[START OF Data shown]

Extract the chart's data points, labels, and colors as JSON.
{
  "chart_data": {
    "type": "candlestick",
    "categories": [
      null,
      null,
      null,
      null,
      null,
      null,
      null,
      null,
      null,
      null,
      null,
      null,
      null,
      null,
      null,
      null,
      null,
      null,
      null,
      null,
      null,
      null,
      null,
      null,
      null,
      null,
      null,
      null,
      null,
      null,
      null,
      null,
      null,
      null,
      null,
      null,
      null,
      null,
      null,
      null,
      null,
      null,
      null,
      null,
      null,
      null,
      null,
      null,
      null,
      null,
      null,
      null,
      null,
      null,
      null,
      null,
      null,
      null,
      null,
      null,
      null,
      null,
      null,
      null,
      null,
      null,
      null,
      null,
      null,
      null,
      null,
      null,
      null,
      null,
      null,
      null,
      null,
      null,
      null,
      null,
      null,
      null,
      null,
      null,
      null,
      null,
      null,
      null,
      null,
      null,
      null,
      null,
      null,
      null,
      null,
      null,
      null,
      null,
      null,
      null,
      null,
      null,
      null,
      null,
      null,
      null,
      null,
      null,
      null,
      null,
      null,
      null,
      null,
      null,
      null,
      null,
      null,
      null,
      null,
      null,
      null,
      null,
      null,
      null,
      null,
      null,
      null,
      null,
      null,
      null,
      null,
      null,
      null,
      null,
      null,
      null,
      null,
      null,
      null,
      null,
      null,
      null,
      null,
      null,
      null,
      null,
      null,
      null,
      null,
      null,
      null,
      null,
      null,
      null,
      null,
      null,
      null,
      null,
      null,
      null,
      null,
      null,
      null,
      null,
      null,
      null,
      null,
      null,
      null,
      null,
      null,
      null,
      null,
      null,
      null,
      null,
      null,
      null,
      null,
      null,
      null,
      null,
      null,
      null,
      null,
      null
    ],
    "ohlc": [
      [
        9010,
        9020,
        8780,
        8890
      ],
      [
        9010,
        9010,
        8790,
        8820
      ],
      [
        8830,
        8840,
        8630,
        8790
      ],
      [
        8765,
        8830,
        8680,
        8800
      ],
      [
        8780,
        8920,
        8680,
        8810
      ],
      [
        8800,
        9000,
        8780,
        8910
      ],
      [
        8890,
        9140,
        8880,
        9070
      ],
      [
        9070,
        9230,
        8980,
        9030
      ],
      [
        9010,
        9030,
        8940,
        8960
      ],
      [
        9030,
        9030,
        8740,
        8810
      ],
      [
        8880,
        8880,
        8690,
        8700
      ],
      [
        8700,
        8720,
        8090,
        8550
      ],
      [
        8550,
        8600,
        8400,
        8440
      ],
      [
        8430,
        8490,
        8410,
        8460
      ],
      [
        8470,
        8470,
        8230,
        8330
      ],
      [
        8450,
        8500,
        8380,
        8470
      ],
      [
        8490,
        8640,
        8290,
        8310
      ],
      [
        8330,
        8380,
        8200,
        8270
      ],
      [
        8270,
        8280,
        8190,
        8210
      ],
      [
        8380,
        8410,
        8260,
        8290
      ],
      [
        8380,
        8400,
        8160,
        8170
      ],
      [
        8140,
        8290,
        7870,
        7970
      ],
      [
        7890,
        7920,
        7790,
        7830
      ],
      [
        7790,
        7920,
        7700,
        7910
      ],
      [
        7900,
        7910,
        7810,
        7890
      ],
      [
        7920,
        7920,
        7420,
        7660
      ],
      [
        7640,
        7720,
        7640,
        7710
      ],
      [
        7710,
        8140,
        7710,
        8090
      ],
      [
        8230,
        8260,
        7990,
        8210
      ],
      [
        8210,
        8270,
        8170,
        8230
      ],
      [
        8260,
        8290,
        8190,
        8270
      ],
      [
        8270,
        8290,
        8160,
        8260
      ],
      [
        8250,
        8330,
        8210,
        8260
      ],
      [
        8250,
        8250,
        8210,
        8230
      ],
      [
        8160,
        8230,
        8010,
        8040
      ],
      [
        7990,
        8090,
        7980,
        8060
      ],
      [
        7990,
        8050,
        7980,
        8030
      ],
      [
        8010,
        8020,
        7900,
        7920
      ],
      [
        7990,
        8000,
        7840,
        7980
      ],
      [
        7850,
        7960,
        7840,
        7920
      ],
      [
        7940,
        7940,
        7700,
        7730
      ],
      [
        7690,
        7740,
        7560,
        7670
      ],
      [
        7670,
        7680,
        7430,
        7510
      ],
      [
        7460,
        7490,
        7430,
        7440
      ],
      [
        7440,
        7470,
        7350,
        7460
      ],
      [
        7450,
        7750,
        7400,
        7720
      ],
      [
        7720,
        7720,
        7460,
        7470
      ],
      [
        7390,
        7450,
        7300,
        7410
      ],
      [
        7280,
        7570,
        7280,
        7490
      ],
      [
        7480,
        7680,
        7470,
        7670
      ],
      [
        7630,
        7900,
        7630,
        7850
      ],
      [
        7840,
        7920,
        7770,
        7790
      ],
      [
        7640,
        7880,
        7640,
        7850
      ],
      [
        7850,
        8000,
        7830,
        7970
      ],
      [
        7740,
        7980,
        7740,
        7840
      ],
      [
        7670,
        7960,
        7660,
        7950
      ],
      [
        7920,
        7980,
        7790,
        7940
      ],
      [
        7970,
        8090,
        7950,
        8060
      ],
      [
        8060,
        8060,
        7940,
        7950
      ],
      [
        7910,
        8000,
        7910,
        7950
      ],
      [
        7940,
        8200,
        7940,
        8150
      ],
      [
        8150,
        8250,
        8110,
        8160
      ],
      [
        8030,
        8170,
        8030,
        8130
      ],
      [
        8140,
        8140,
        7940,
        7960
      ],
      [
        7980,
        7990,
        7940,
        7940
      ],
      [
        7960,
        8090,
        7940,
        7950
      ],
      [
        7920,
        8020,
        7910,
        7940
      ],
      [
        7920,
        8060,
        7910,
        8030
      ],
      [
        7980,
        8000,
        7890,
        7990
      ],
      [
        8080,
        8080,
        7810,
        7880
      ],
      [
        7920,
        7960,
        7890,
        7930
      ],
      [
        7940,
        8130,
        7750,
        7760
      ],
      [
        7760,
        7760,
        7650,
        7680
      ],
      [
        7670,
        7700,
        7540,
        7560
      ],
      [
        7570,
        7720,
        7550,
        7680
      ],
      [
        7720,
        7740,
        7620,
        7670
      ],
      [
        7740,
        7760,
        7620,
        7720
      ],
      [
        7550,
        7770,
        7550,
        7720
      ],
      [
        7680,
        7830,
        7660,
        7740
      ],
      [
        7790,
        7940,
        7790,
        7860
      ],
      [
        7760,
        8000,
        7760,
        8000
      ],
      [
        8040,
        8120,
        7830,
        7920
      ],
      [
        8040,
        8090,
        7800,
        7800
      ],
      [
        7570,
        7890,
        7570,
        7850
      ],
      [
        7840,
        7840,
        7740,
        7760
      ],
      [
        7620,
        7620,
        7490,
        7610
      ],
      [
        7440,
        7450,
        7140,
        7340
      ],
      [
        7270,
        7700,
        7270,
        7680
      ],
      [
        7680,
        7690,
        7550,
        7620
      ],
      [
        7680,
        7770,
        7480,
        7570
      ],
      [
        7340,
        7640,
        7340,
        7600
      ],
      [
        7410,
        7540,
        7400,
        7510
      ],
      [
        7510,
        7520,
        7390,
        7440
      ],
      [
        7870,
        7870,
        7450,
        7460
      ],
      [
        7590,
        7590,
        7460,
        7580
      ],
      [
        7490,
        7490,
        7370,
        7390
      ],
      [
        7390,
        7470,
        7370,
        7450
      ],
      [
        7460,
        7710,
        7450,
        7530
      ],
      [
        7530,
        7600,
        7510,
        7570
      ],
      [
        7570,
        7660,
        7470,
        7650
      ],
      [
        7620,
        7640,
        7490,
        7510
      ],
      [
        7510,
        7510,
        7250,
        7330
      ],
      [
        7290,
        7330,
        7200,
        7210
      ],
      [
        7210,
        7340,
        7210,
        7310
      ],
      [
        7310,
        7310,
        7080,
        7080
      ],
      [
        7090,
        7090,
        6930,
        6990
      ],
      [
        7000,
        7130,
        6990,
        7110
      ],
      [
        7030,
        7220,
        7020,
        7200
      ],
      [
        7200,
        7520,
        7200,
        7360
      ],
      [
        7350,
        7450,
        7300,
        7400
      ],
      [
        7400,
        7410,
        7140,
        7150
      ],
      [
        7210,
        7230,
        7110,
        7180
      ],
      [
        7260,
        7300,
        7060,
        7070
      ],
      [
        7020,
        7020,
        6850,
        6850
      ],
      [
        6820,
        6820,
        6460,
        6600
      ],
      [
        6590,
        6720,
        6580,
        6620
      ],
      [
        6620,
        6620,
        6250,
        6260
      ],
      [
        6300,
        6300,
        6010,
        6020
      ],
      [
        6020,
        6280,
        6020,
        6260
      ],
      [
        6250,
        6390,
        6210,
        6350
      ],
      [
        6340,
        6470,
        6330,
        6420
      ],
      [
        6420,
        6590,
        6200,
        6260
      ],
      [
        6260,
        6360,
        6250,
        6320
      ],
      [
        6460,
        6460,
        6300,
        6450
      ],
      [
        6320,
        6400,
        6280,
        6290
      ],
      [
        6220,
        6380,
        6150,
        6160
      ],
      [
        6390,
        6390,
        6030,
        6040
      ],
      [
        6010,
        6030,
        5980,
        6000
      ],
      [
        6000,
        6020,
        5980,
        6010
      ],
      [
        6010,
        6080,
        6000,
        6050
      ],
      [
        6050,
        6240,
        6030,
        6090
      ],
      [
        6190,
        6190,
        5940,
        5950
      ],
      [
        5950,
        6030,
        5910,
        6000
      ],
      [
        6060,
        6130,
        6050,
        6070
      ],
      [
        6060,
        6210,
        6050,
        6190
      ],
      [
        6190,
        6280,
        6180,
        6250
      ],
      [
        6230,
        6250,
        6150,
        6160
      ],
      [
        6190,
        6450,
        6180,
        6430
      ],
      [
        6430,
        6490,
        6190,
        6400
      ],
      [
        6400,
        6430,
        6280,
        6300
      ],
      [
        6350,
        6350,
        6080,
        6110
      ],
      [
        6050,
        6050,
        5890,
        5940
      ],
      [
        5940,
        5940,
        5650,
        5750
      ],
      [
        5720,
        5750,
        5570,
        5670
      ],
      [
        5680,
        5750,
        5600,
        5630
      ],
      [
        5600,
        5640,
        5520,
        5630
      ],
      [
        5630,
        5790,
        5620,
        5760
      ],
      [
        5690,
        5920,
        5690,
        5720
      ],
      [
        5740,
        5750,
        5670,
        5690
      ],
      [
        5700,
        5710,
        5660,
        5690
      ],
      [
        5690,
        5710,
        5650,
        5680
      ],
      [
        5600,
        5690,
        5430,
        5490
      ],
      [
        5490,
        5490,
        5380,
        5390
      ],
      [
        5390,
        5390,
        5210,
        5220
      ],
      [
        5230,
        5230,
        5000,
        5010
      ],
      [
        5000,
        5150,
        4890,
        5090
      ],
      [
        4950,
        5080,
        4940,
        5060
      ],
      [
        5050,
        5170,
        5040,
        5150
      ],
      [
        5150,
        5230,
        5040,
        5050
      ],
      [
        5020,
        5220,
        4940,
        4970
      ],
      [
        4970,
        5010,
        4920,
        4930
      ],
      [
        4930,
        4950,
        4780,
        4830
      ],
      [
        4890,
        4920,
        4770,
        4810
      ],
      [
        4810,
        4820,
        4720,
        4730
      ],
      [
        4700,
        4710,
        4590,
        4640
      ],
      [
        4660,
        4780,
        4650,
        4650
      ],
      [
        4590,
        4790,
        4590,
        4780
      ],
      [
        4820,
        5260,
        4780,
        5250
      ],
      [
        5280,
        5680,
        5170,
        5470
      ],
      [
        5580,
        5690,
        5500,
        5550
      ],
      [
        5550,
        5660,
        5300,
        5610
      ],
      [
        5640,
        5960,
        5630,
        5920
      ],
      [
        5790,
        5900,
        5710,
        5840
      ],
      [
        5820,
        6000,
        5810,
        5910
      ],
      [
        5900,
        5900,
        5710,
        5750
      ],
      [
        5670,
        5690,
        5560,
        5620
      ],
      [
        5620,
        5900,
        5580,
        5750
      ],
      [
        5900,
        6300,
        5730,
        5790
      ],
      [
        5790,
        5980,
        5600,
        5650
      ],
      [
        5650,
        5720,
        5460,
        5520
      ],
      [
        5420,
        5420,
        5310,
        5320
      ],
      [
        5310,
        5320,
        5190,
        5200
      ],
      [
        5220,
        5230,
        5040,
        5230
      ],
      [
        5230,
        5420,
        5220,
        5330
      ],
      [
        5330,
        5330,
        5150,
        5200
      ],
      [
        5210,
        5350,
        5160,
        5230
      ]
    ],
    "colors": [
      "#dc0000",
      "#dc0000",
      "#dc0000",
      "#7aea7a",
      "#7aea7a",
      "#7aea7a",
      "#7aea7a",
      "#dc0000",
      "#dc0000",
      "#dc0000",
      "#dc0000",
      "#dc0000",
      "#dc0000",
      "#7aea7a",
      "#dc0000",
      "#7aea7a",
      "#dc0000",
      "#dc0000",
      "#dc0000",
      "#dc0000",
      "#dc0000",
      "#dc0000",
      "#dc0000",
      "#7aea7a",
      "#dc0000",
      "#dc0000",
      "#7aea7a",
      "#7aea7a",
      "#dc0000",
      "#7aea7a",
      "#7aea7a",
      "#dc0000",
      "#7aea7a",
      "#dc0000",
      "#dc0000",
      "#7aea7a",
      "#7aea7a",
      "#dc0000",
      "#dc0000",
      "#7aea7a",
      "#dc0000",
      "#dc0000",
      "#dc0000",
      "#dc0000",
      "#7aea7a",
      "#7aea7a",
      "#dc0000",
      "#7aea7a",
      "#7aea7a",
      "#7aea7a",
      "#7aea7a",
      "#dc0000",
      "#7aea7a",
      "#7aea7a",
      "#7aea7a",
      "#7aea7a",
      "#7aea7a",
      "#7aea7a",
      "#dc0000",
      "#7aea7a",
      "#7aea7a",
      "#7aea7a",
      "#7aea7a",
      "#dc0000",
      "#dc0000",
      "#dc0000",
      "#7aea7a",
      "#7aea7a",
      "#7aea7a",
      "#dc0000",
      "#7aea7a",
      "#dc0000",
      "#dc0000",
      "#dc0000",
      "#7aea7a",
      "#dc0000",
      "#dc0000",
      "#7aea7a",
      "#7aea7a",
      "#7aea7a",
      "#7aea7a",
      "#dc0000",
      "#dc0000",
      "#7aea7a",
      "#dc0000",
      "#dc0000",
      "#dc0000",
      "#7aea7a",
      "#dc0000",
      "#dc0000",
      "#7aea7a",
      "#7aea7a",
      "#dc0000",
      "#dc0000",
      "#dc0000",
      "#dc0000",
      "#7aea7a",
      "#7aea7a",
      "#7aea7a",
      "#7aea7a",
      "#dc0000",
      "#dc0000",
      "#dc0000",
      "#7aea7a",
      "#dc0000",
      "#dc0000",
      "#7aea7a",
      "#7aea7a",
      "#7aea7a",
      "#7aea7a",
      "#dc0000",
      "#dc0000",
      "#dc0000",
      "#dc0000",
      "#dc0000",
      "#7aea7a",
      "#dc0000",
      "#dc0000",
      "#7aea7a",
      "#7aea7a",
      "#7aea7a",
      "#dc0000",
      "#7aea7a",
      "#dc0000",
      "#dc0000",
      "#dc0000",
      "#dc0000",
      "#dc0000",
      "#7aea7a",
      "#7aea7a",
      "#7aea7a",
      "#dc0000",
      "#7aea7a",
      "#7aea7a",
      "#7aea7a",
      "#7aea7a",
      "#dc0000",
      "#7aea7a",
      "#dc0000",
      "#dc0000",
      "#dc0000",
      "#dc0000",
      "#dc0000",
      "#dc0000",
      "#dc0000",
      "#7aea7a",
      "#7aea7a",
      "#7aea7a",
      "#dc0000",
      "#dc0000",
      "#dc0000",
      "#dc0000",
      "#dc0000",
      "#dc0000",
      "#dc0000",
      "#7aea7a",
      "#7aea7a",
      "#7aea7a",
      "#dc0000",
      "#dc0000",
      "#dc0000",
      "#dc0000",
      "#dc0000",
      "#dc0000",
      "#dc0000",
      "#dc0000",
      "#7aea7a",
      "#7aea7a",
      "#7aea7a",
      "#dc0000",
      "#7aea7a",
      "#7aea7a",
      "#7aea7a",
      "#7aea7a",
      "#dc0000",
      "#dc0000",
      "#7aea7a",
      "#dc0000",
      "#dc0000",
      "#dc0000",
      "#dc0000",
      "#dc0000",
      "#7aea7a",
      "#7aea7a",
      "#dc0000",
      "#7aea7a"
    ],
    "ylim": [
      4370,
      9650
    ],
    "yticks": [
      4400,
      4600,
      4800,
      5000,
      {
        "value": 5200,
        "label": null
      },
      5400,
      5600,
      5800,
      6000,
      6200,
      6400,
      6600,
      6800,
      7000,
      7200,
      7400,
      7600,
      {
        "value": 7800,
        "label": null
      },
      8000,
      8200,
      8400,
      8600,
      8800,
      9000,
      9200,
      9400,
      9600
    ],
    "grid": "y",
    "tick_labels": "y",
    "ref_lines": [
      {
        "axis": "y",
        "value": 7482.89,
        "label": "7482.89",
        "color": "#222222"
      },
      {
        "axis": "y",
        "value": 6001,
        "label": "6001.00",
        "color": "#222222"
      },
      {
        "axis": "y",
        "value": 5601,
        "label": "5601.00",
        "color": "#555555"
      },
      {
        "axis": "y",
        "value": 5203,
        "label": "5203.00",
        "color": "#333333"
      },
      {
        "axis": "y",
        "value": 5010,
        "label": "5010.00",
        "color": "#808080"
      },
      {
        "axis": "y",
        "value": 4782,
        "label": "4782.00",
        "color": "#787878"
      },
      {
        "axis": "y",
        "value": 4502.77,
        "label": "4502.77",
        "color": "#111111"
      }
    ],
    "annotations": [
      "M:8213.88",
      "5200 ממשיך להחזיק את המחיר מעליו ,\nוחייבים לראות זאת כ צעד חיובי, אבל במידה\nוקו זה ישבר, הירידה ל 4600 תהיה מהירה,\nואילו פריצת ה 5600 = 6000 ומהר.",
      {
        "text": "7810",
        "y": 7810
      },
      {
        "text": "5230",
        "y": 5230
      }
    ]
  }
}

[END OF Data shown]

Which lines of the data include "value"? Copy each of them.

* _Expected output_
        "value": 5200,
        "value": 7800,
        "value": 7482.89,
        "value": 6001,
        "value": 5601,
        "value": 5203,
        "value": 5010,
        "value": 4782,
        "value": 4502.77,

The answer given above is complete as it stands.